Task instructions ::
Among the entries that follow, tally the lines with the string "name". Give no more than the number.

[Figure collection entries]
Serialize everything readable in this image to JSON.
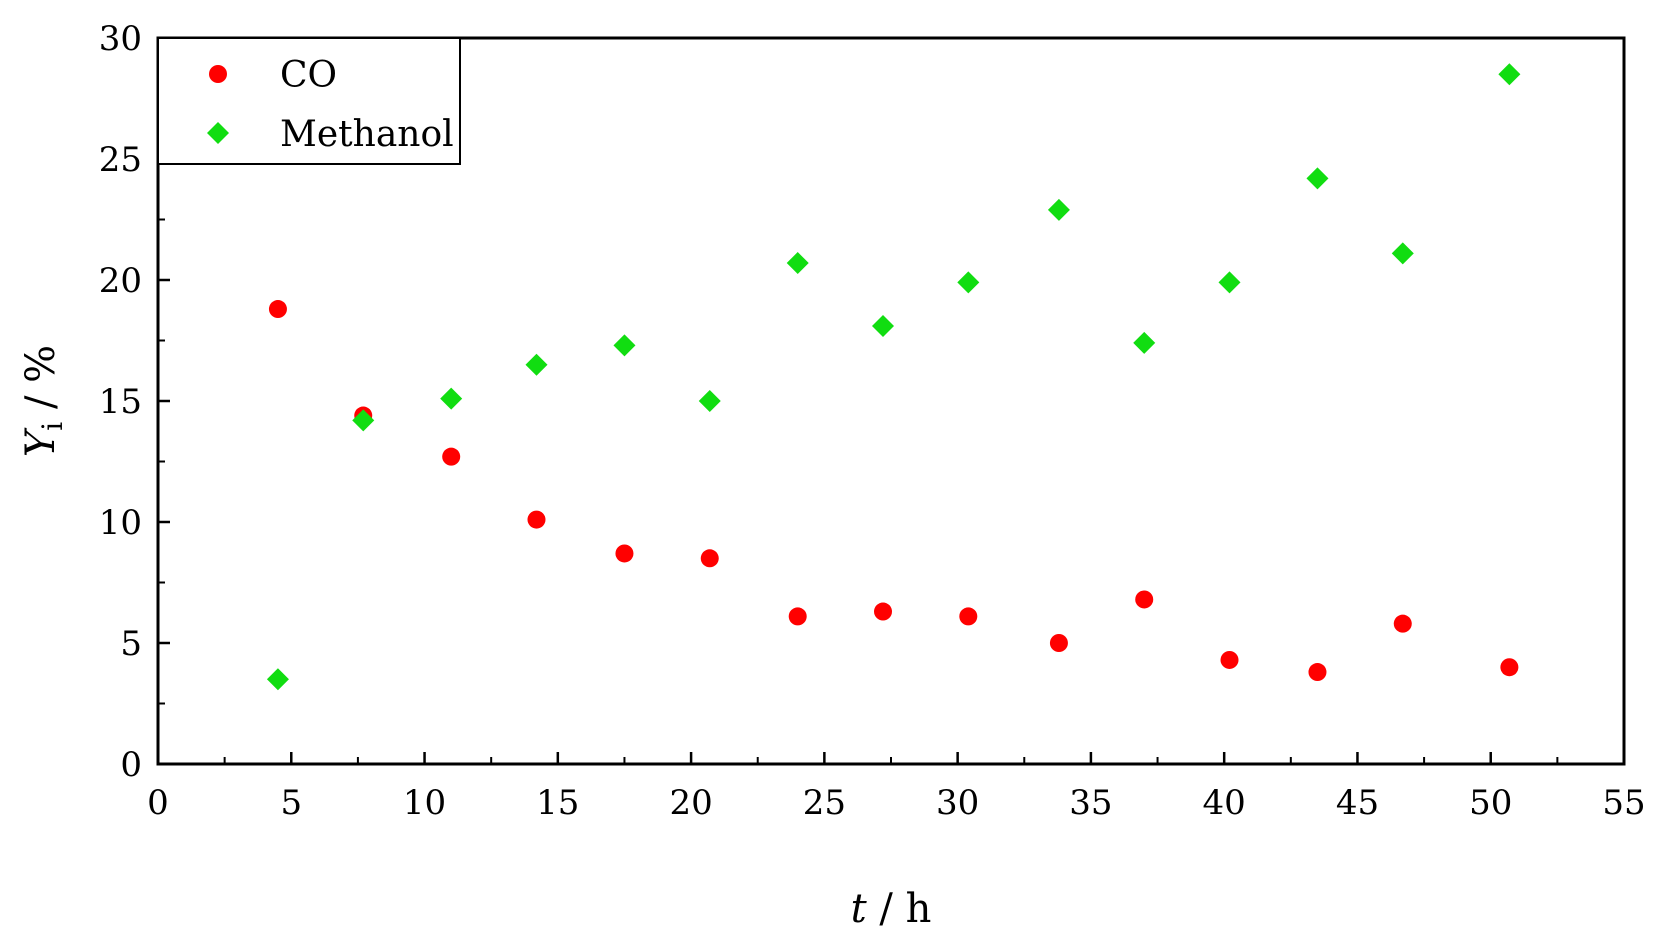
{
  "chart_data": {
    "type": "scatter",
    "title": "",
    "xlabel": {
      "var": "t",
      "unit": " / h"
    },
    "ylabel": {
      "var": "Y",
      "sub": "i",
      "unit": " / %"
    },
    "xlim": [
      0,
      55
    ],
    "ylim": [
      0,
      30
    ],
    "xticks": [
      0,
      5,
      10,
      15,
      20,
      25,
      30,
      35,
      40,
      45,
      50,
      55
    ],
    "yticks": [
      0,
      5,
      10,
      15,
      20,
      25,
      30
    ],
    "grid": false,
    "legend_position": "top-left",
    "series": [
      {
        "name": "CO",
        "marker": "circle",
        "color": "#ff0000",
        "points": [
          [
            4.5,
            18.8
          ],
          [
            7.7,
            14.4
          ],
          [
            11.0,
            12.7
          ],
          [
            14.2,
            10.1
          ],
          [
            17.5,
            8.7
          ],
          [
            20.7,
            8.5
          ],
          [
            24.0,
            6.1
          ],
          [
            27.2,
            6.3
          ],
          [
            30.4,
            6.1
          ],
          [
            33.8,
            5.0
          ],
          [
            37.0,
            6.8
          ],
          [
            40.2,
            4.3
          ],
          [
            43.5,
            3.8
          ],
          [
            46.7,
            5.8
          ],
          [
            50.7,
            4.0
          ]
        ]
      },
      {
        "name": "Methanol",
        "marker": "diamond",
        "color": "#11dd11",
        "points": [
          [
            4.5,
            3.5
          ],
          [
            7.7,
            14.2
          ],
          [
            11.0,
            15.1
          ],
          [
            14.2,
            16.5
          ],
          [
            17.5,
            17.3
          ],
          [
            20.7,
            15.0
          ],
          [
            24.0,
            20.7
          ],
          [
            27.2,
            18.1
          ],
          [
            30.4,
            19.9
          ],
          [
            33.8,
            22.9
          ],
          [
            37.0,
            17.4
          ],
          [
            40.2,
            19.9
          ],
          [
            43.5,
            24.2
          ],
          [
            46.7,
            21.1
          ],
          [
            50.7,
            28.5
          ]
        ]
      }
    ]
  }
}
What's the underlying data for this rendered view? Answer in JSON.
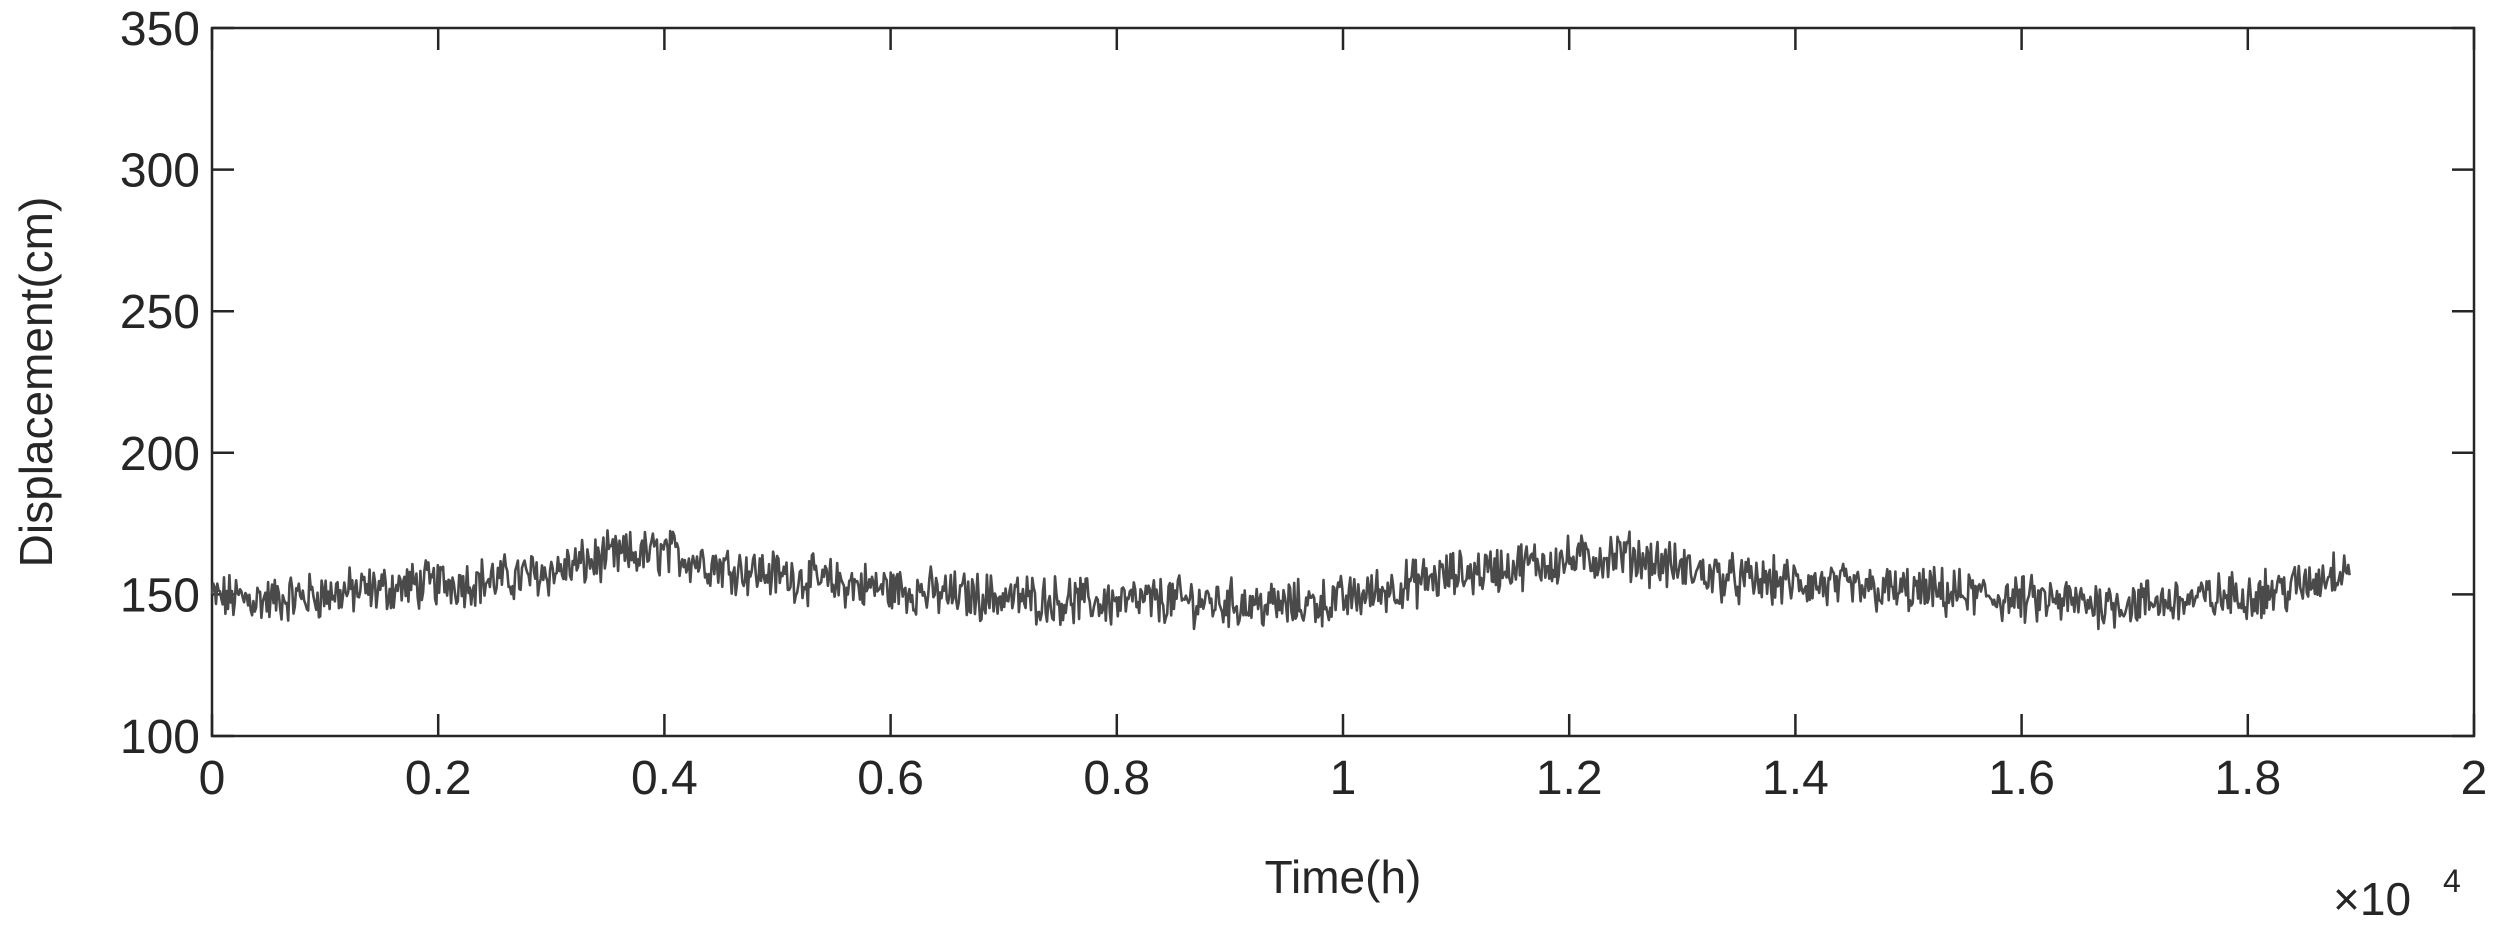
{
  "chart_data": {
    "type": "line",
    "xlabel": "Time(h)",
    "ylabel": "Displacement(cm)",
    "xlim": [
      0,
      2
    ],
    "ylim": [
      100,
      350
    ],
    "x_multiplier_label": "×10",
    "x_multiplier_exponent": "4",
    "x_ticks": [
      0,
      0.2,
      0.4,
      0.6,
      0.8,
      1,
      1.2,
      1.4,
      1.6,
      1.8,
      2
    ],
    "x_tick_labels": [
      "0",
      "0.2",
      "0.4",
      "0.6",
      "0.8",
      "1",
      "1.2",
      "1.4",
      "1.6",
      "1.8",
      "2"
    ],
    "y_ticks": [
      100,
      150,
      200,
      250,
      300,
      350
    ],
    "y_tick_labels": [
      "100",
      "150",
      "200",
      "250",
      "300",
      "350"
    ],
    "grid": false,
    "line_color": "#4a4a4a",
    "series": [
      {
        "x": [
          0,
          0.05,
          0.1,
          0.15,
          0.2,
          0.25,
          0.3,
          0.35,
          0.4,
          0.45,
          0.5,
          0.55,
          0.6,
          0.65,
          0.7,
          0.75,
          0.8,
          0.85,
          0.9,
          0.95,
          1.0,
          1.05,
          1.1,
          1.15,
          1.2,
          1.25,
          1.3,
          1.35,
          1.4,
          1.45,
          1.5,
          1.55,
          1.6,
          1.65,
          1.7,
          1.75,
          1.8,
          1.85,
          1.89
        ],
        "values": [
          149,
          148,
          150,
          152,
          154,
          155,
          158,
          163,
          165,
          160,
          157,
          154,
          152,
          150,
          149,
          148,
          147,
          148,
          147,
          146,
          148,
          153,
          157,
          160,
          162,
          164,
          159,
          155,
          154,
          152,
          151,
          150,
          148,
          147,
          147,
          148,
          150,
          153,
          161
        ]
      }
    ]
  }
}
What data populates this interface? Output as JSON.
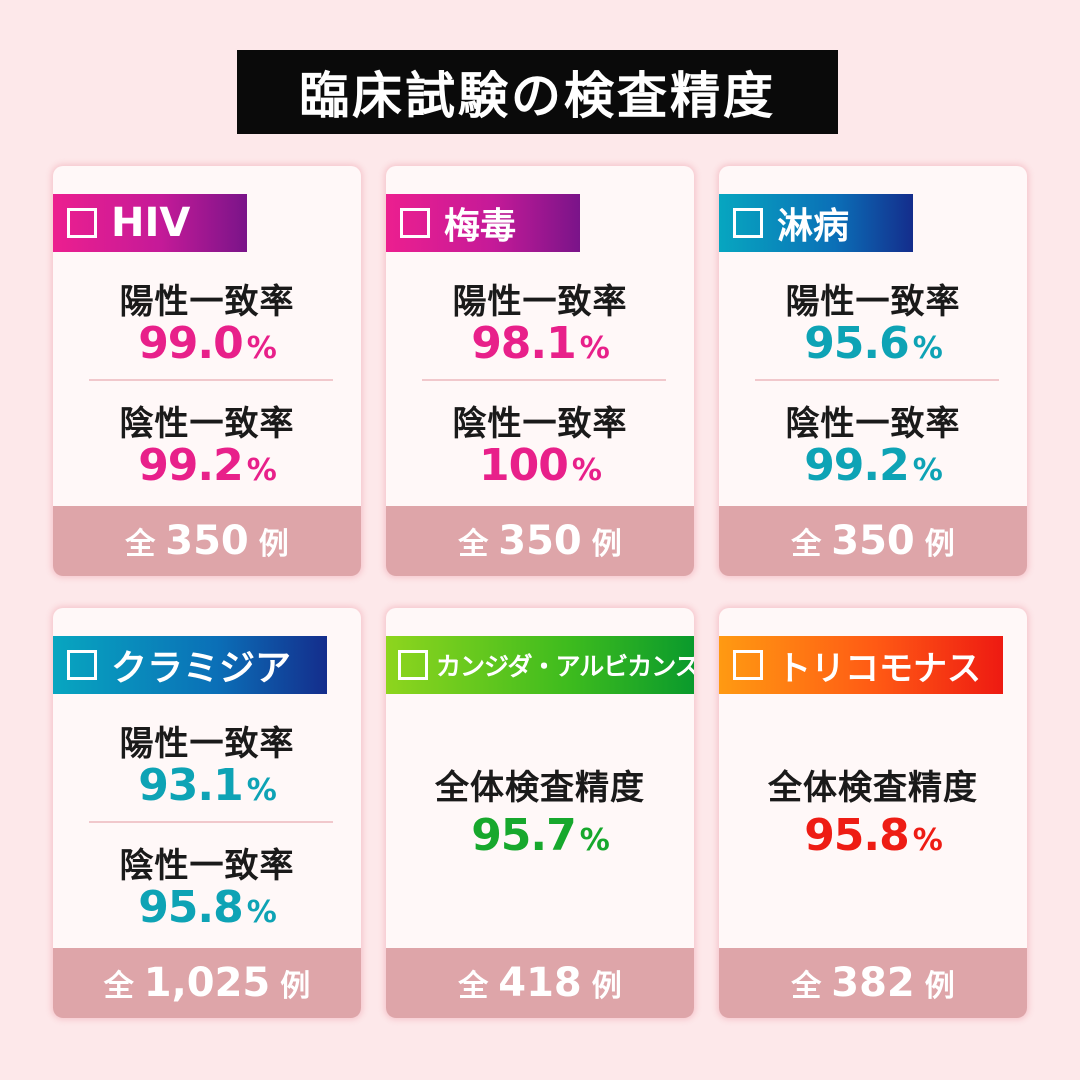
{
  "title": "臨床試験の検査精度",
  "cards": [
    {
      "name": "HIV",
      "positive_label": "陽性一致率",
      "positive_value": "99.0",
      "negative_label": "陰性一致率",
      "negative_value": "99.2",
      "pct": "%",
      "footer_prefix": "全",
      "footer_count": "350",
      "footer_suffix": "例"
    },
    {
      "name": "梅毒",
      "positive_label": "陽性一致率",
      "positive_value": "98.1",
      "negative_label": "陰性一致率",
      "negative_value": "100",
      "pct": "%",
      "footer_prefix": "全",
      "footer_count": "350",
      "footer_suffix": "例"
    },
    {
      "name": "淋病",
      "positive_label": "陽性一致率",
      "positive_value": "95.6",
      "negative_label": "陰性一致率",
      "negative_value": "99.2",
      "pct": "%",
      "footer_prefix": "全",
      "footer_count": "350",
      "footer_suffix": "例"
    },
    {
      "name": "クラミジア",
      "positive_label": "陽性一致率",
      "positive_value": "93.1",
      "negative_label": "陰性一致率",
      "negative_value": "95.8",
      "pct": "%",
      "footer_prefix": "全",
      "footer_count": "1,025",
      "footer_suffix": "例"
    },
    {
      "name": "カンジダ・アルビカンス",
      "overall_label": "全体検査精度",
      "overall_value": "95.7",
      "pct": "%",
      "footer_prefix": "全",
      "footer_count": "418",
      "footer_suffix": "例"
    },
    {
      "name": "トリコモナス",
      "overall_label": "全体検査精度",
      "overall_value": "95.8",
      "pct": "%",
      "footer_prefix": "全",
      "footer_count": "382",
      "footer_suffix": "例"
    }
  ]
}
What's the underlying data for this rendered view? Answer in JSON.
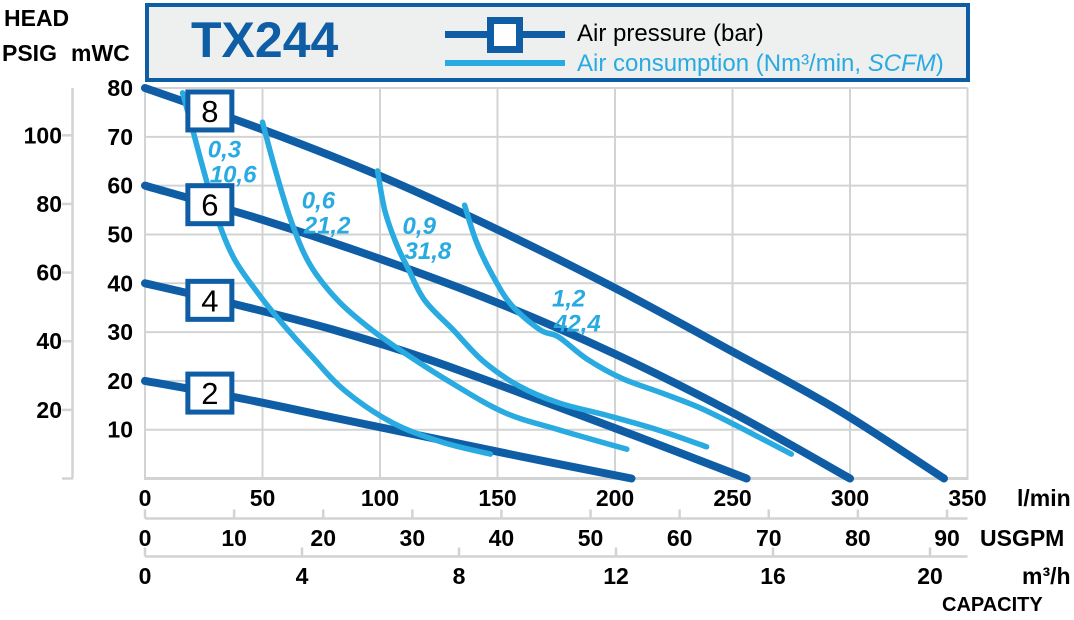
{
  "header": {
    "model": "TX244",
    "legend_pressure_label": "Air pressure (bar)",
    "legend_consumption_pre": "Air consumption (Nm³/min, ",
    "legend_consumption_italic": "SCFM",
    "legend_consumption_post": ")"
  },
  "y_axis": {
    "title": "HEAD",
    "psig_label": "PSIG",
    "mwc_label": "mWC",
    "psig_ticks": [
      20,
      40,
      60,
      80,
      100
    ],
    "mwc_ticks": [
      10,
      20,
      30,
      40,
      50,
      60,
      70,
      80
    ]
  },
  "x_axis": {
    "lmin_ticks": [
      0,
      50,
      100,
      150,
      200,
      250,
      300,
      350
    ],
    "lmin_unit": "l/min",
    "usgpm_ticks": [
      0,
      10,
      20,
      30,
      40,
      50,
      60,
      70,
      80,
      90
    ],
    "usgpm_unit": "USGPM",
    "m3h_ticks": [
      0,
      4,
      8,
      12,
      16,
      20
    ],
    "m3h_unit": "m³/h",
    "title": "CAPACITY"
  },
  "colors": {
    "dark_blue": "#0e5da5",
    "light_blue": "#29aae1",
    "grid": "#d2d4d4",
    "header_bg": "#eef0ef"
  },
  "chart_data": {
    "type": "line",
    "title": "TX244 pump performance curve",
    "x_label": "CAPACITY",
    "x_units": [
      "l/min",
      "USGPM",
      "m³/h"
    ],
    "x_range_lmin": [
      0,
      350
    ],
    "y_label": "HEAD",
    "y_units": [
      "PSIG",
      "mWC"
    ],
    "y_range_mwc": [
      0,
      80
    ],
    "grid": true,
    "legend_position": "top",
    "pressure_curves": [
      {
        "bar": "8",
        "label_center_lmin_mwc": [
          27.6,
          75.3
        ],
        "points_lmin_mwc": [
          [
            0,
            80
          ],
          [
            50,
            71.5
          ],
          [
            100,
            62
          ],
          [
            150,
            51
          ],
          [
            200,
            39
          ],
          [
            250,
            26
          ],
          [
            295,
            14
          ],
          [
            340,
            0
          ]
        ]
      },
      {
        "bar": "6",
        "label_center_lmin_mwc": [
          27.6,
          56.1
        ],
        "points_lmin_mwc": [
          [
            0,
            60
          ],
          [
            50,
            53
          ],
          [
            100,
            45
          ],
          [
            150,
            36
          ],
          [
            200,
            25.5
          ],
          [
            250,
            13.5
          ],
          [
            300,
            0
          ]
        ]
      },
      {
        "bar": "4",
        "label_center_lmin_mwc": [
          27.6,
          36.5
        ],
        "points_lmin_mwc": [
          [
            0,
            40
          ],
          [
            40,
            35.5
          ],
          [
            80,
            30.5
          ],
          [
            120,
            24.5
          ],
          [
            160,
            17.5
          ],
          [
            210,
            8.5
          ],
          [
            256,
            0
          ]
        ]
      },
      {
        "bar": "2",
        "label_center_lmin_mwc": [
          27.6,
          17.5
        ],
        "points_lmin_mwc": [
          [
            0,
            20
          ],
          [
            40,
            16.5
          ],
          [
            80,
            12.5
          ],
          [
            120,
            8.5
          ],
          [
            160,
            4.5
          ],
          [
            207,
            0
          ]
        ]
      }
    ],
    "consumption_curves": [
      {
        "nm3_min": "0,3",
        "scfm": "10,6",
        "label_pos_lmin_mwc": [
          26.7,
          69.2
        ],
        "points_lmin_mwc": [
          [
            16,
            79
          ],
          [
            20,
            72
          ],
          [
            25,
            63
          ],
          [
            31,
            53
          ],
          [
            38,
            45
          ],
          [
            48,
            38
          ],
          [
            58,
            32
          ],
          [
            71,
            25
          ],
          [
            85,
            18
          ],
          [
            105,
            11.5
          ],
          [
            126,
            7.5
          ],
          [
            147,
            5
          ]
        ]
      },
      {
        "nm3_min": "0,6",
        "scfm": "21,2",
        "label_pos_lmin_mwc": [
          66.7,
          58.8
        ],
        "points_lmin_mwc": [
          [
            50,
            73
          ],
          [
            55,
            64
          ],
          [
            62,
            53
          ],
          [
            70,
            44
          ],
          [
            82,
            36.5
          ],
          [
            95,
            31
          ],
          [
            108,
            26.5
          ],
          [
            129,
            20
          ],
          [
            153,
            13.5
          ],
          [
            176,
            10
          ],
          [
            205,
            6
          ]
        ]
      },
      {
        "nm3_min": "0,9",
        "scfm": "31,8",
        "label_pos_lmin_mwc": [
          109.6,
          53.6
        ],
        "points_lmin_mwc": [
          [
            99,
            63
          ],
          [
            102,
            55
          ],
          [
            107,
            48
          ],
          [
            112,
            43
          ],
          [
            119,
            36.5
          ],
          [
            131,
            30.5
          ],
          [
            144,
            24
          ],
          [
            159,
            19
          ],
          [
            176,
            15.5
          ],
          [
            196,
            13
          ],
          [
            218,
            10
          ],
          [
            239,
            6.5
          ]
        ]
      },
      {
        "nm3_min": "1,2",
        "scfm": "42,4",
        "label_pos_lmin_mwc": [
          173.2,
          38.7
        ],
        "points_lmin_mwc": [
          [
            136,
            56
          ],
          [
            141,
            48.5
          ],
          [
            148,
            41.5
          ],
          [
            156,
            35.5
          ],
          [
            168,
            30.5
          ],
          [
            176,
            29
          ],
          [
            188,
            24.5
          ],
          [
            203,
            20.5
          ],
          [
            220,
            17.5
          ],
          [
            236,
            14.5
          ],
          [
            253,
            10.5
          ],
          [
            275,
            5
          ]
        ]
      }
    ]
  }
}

Output for this exercise ::
8